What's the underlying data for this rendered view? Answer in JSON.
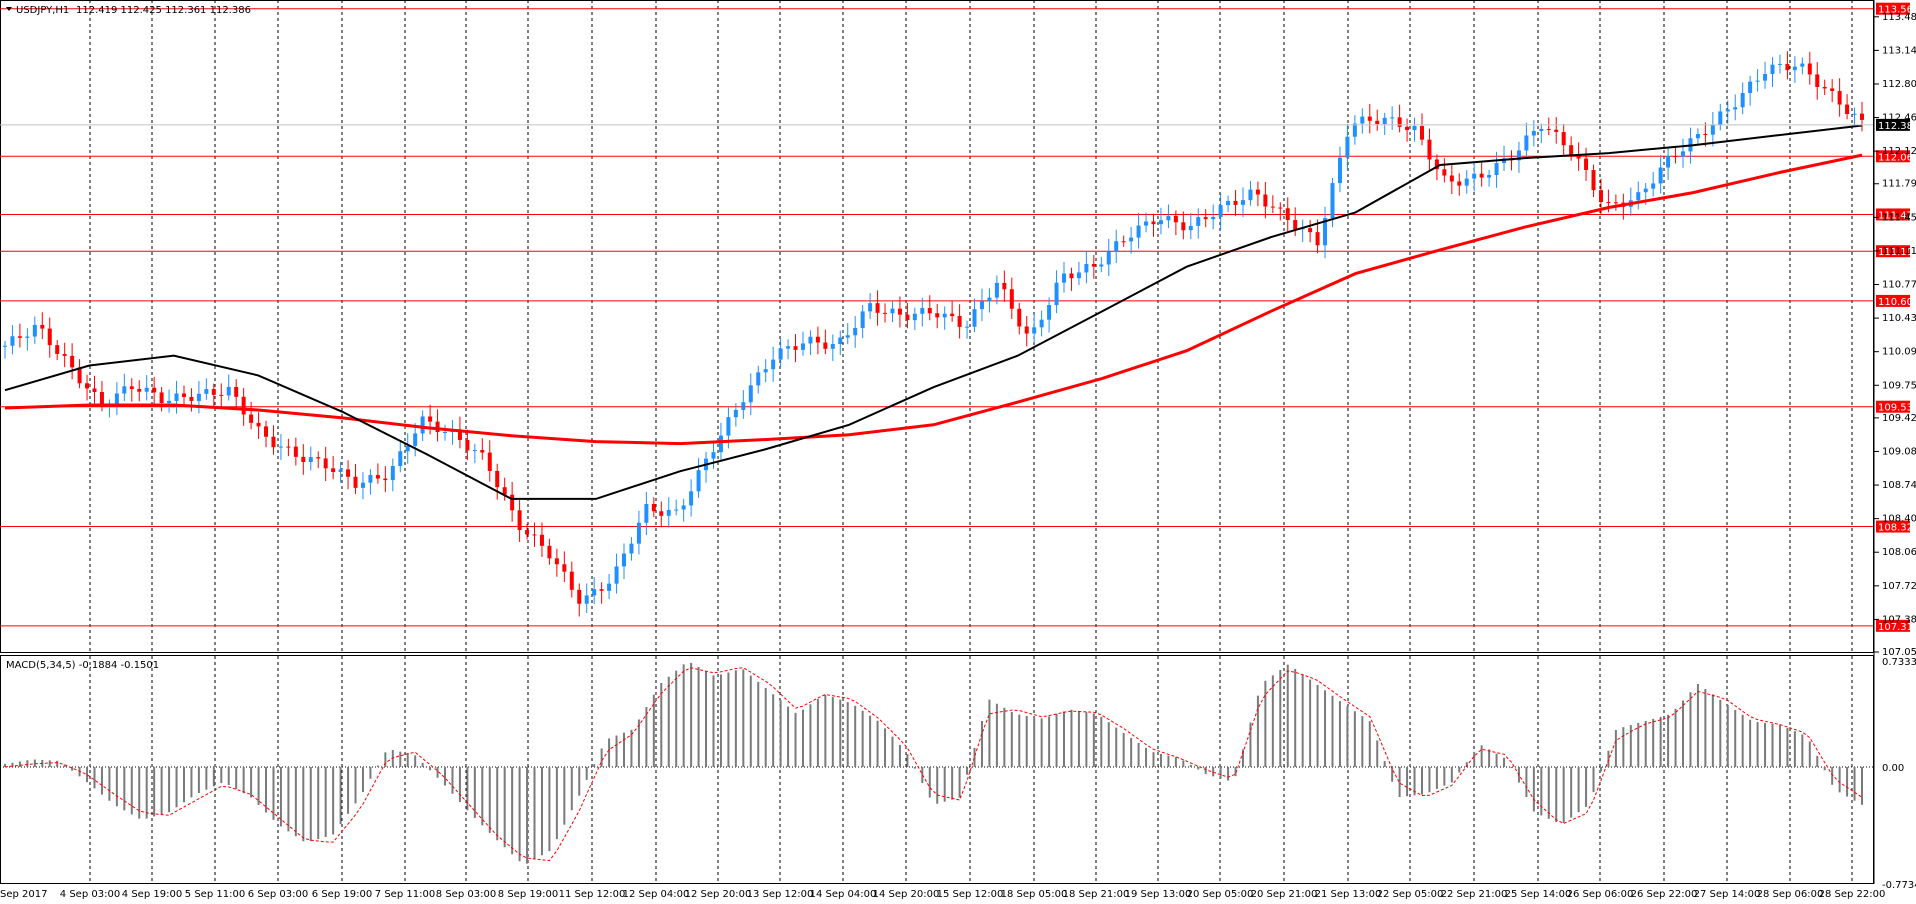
{
  "chart_data": [
    {
      "type": "candlestick",
      "symbol": "USDJPY,H1",
      "ohlc_text": "112.419 112.425 112.361 112.386",
      "current_price": 112.386,
      "ylim": [
        107.05,
        113.65
      ],
      "y_ticks": [
        113.48,
        113.14,
        112.8,
        112.46,
        112.12,
        111.79,
        111.45,
        111.11,
        110.77,
        110.43,
        110.09,
        109.75,
        109.42,
        109.08,
        108.74,
        108.4,
        108.06,
        107.72,
        107.38,
        107.05
      ],
      "x_labels": [
        "1 Sep 2017",
        "4 Sep 03:00",
        "4 Sep 19:00",
        "5 Sep 11:00",
        "6 Sep 03:00",
        "6 Sep 19:00",
        "7 Sep 11:00",
        "8 Sep 03:00",
        "8 Sep 19:00",
        "11 Sep 12:00",
        "12 Sep 04:00",
        "12 Sep 20:00",
        "13 Sep 12:00",
        "14 Sep 04:00",
        "14 Sep 20:00",
        "15 Sep 12:00",
        "18 Sep 05:00",
        "18 Sep 21:00",
        "19 Sep 13:00",
        "20 Sep 05:00",
        "20 Sep 21:00",
        "21 Sep 13:00",
        "22 Sep 05:00",
        "22 Sep 21:00",
        "25 Sep 14:00",
        "26 Sep 06:00",
        "26 Sep 22:00",
        "27 Sep 14:00",
        "28 Sep 06:00",
        "28 Sep 22:00"
      ],
      "horizontal_levels": [
        {
          "value": 113.562,
          "label": "113.562"
        },
        {
          "value": 112.068,
          "label": "112.068"
        },
        {
          "value": 111.479,
          "label": "111.479"
        },
        {
          "value": 111.107,
          "label": "111.107"
        },
        {
          "value": 110.604,
          "label": "110.604"
        },
        {
          "value": 109.533,
          "label": "109.533"
        },
        {
          "value": 108.32,
          "label": "108.320"
        },
        {
          "value": 107.315,
          "label": "107.315"
        }
      ],
      "series": [
        {
          "name": "close_path",
          "values": [
            110.15,
            110.35,
            109.95,
            109.55,
            109.75,
            109.6,
            109.65,
            109.7,
            109.25,
            109.05,
            108.95,
            108.75,
            108.85,
            109.4,
            109.25,
            109.0,
            108.35,
            108.05,
            107.55,
            107.8,
            108.5,
            108.45,
            109.05,
            109.6,
            110.05,
            110.2,
            110.15,
            110.55,
            110.45,
            110.5,
            110.35,
            110.8,
            110.2,
            110.85,
            110.95,
            111.25,
            111.45,
            111.35,
            111.55,
            111.7,
            111.45,
            111.2,
            112.4,
            112.45,
            112.35,
            111.8,
            111.85,
            112.05,
            112.4,
            112.1,
            111.55,
            111.65,
            112.05,
            112.3,
            112.6,
            112.95,
            113.0,
            112.7,
            112.4
          ]
        },
        {
          "name": "ma_black",
          "values": [
            109.7,
            109.95,
            110.05,
            109.85,
            109.48,
            109.05,
            108.6,
            108.6,
            108.88,
            109.1,
            109.35,
            109.73,
            110.05,
            110.5,
            110.95,
            111.25,
            111.5,
            111.98,
            112.05,
            112.1,
            112.18,
            112.28,
            112.38
          ]
        },
        {
          "name": "ma_red",
          "values": [
            109.52,
            109.55,
            109.55,
            109.5,
            109.42,
            109.32,
            109.24,
            109.18,
            109.16,
            109.2,
            109.25,
            109.35,
            109.58,
            109.82,
            110.1,
            110.5,
            110.88,
            111.12,
            111.35,
            111.55,
            111.7,
            111.9,
            112.08
          ]
        }
      ]
    },
    {
      "type": "histogram",
      "title": "MACD(5,34,5) -0.1884 -0.1501",
      "ylim": [
        -0.7734,
        0.7333
      ],
      "y_ticks": [
        0.7333,
        0.0,
        -0.7734
      ],
      "series": [
        {
          "name": "bars",
          "values": [
            0.02,
            0.05,
            0.04,
            -0.1,
            -0.25,
            -0.35,
            -0.3,
            -0.18,
            -0.1,
            -0.2,
            -0.38,
            -0.5,
            -0.45,
            -0.2,
            0.12,
            0.08,
            -0.1,
            -0.3,
            -0.48,
            -0.65,
            -0.55,
            -0.2,
            0.18,
            0.25,
            0.55,
            0.7,
            0.6,
            0.65,
            0.5,
            0.35,
            0.48,
            0.42,
            0.3,
            0.1,
            -0.25,
            -0.2,
            0.45,
            0.35,
            0.32,
            0.38,
            0.35,
            0.22,
            0.1,
            0.06,
            -0.05,
            -0.1,
            0.55,
            0.68,
            0.55,
            0.42,
            0.3,
            -0.2,
            -0.18,
            -0.1,
            0.15,
            0.05,
            -0.3,
            -0.38,
            -0.25,
            0.25,
            0.3,
            0.35,
            0.55,
            0.42,
            0.3,
            0.28,
            0.2,
            -0.15,
            -0.25
          ]
        },
        {
          "name": "signal",
          "values": [
            0.0,
            0.02,
            0.03,
            -0.05,
            -0.18,
            -0.3,
            -0.32,
            -0.22,
            -0.12,
            -0.18,
            -0.33,
            -0.48,
            -0.5,
            -0.28,
            0.05,
            0.1,
            -0.05,
            -0.25,
            -0.45,
            -0.6,
            -0.62,
            -0.3,
            0.1,
            0.22,
            0.48,
            0.66,
            0.62,
            0.66,
            0.55,
            0.38,
            0.48,
            0.45,
            0.32,
            0.14,
            -0.18,
            -0.22,
            0.35,
            0.38,
            0.33,
            0.37,
            0.36,
            0.25,
            0.12,
            0.06,
            -0.02,
            -0.08,
            0.45,
            0.64,
            0.58,
            0.45,
            0.33,
            -0.1,
            -0.2,
            -0.12,
            0.12,
            0.08,
            -0.22,
            -0.38,
            -0.3,
            0.18,
            0.28,
            0.33,
            0.5,
            0.45,
            0.32,
            0.28,
            0.22,
            -0.08,
            -0.2
          ]
        }
      ]
    }
  ]
}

++++++

Aim of the exercise
Please write out all of the material above without changing a word, and omit any pictures.

Answer for this exercise
What's the underlying data for this rendered view? Answer in JSON.
{
  "chart_data": [
    {
      "type": "candlestick",
      "symbol": "USDJPY,H1",
      "ohlc_text": "112.419 112.425 112.361 112.386",
      "current_price": 112.386,
      "ylim": [
        107.05,
        113.65
      ],
      "y_ticks": [
        113.48,
        113.14,
        112.8,
        112.46,
        112.12,
        111.79,
        111.45,
        111.11,
        110.77,
        110.43,
        110.09,
        109.75,
        109.42,
        109.08,
        108.74,
        108.4,
        108.06,
        107.72,
        107.38,
        107.05
      ],
      "x_labels": [
        "1 Sep 2017",
        "4 Sep 03:00",
        "4 Sep 19:00",
        "5 Sep 11:00",
        "6 Sep 03:00",
        "6 Sep 19:00",
        "7 Sep 11:00",
        "8 Sep 03:00",
        "8 Sep 19:00",
        "11 Sep 12:00",
        "12 Sep 04:00",
        "12 Sep 20:00",
        "13 Sep 12:00",
        "14 Sep 04:00",
        "14 Sep 20:00",
        "15 Sep 12:00",
        "18 Sep 05:00",
        "18 Sep 21:00",
        "19 Sep 13:00",
        "20 Sep 05:00",
        "20 Sep 21:00",
        "21 Sep 13:00",
        "22 Sep 05:00",
        "22 Sep 21:00",
        "25 Sep 14:00",
        "26 Sep 06:00",
        "26 Sep 22:00",
        "27 Sep 14:00",
        "28 Sep 06:00",
        "28 Sep 22:00"
      ],
      "horizontal_levels": [
        {
          "value": 113.562,
          "label": "113.562"
        },
        {
          "value": 112.068,
          "label": "112.068"
        },
        {
          "value": 111.479,
          "label": "111.479"
        },
        {
          "value": 111.107,
          "label": "111.107"
        },
        {
          "value": 110.604,
          "label": "110.604"
        },
        {
          "value": 109.533,
          "label": "109.533"
        },
        {
          "value": 108.32,
          "label": "108.320"
        },
        {
          "value": 107.315,
          "label": "107.315"
        }
      ],
      "series": [
        {
          "name": "close_path",
          "values": [
            110.15,
            110.35,
            109.95,
            109.55,
            109.75,
            109.6,
            109.65,
            109.7,
            109.25,
            109.05,
            108.95,
            108.75,
            108.85,
            109.4,
            109.25,
            109.0,
            108.35,
            108.05,
            107.55,
            107.8,
            108.5,
            108.45,
            109.05,
            109.6,
            110.05,
            110.2,
            110.15,
            110.55,
            110.45,
            110.5,
            110.35,
            110.8,
            110.2,
            110.85,
            110.95,
            111.25,
            111.45,
            111.35,
            111.55,
            111.7,
            111.45,
            111.2,
            112.4,
            112.45,
            112.35,
            111.8,
            111.85,
            112.05,
            112.4,
            112.1,
            111.55,
            111.65,
            112.05,
            112.3,
            112.6,
            112.95,
            113.0,
            112.7,
            112.4
          ]
        },
        {
          "name": "ma_black",
          "values": [
            109.7,
            109.95,
            110.05,
            109.85,
            109.48,
            109.05,
            108.6,
            108.6,
            108.88,
            109.1,
            109.35,
            109.73,
            110.05,
            110.5,
            110.95,
            111.25,
            111.5,
            111.98,
            112.05,
            112.1,
            112.18,
            112.28,
            112.38
          ]
        },
        {
          "name": "ma_red",
          "values": [
            109.52,
            109.55,
            109.55,
            109.5,
            109.42,
            109.32,
            109.24,
            109.18,
            109.16,
            109.2,
            109.25,
            109.35,
            109.58,
            109.82,
            110.1,
            110.5,
            110.88,
            111.12,
            111.35,
            111.55,
            111.7,
            111.9,
            112.08
          ]
        }
      ]
    },
    {
      "type": "histogram",
      "title": "MACD(5,34,5) -0.1884 -0.1501",
      "ylim": [
        -0.7734,
        0.7333
      ],
      "y_ticks": [
        0.7333,
        0.0,
        -0.7734
      ],
      "series": [
        {
          "name": "bars",
          "values": [
            0.02,
            0.05,
            0.04,
            -0.1,
            -0.25,
            -0.35,
            -0.3,
            -0.18,
            -0.1,
            -0.2,
            -0.38,
            -0.5,
            -0.45,
            -0.2,
            0.12,
            0.08,
            -0.1,
            -0.3,
            -0.48,
            -0.65,
            -0.55,
            -0.2,
            0.18,
            0.25,
            0.55,
            0.7,
            0.6,
            0.65,
            0.5,
            0.35,
            0.48,
            0.42,
            0.3,
            0.1,
            -0.25,
            -0.2,
            0.45,
            0.35,
            0.32,
            0.38,
            0.35,
            0.22,
            0.1,
            0.06,
            -0.05,
            -0.1,
            0.55,
            0.68,
            0.55,
            0.42,
            0.3,
            -0.2,
            -0.18,
            -0.1,
            0.15,
            0.05,
            -0.3,
            -0.38,
            -0.25,
            0.25,
            0.3,
            0.35,
            0.55,
            0.42,
            0.3,
            0.28,
            0.2,
            -0.15,
            -0.25
          ]
        },
        {
          "name": "signal",
          "values": [
            0.0,
            0.02,
            0.03,
            -0.05,
            -0.18,
            -0.3,
            -0.32,
            -0.22,
            -0.12,
            -0.18,
            -0.33,
            -0.48,
            -0.5,
            -0.28,
            0.05,
            0.1,
            -0.05,
            -0.25,
            -0.45,
            -0.6,
            -0.62,
            -0.3,
            0.1,
            0.22,
            0.48,
            0.66,
            0.62,
            0.66,
            0.55,
            0.38,
            0.48,
            0.45,
            0.32,
            0.14,
            -0.18,
            -0.22,
            0.35,
            0.38,
            0.33,
            0.37,
            0.36,
            0.25,
            0.12,
            0.06,
            -0.02,
            -0.08,
            0.45,
            0.64,
            0.58,
            0.45,
            0.33,
            -0.1,
            -0.2,
            -0.12,
            0.12,
            0.08,
            -0.22,
            -0.38,
            -0.3,
            0.18,
            0.28,
            0.33,
            0.5,
            0.45,
            0.32,
            0.28,
            0.22,
            -0.08,
            -0.2
          ]
        }
      ]
    }
  ]
}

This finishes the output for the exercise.